Return all of the data exactly as written, without the pictures.

:: Dataset rows ::

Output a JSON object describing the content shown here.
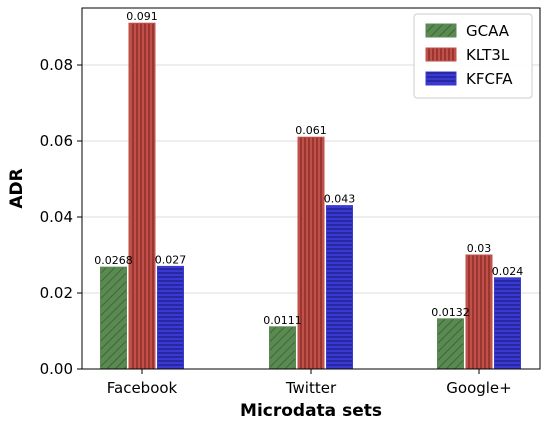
{
  "chart_data": {
    "type": "bar",
    "xlabel": "Microdata sets",
    "ylabel": "ADR",
    "categories": [
      "Facebook",
      "Twitter",
      "Google+"
    ],
    "series": [
      {
        "name": "GCAA",
        "values": [
          0.0268,
          0.0111,
          0.0132
        ],
        "labels": [
          "0.0268",
          "0.0111",
          "0.0132"
        ],
        "color": "#5a8a52",
        "hatch": "diagonal"
      },
      {
        "name": "KLT3L",
        "values": [
          0.091,
          0.061,
          0.03
        ],
        "labels": [
          "0.091",
          "0.061",
          "0.03"
        ],
        "color": "#c0504a",
        "hatch": "vertical"
      },
      {
        "name": "KFCFA",
        "values": [
          0.027,
          0.043,
          0.024
        ],
        "labels": [
          "0.027",
          "0.043",
          "0.024"
        ],
        "color": "#3a3ad0",
        "hatch": "horizontal"
      }
    ],
    "yticks": [
      "0.00",
      "0.02",
      "0.04",
      "0.06",
      "0.08"
    ],
    "ylim": [
      0,
      0.095
    ],
    "grid": true,
    "legend": "top-right"
  }
}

:::

■ **The result**
Output a JSON object describing the content shown here.
{
  "chart_data": {
    "type": "bar",
    "xlabel": "Microdata sets",
    "ylabel": "ADR",
    "categories": [
      "Facebook",
      "Twitter",
      "Google+"
    ],
    "series": [
      {
        "name": "GCAA",
        "values": [
          0.0268,
          0.0111,
          0.0132
        ],
        "labels": [
          "0.0268",
          "0.0111",
          "0.0132"
        ],
        "color": "#5a8a52",
        "hatch": "diagonal"
      },
      {
        "name": "KLT3L",
        "values": [
          0.091,
          0.061,
          0.03
        ],
        "labels": [
          "0.091",
          "0.061",
          "0.03"
        ],
        "color": "#c0504a",
        "hatch": "vertical"
      },
      {
        "name": "KFCFA",
        "values": [
          0.027,
          0.043,
          0.024
        ],
        "labels": [
          "0.027",
          "0.043",
          "0.024"
        ],
        "color": "#3a3ad0",
        "hatch": "horizontal"
      }
    ],
    "yticks": [
      "0.00",
      "0.02",
      "0.04",
      "0.06",
      "0.08"
    ],
    "ylim": [
      0,
      0.095
    ],
    "grid": true,
    "legend": "top-right"
  }
}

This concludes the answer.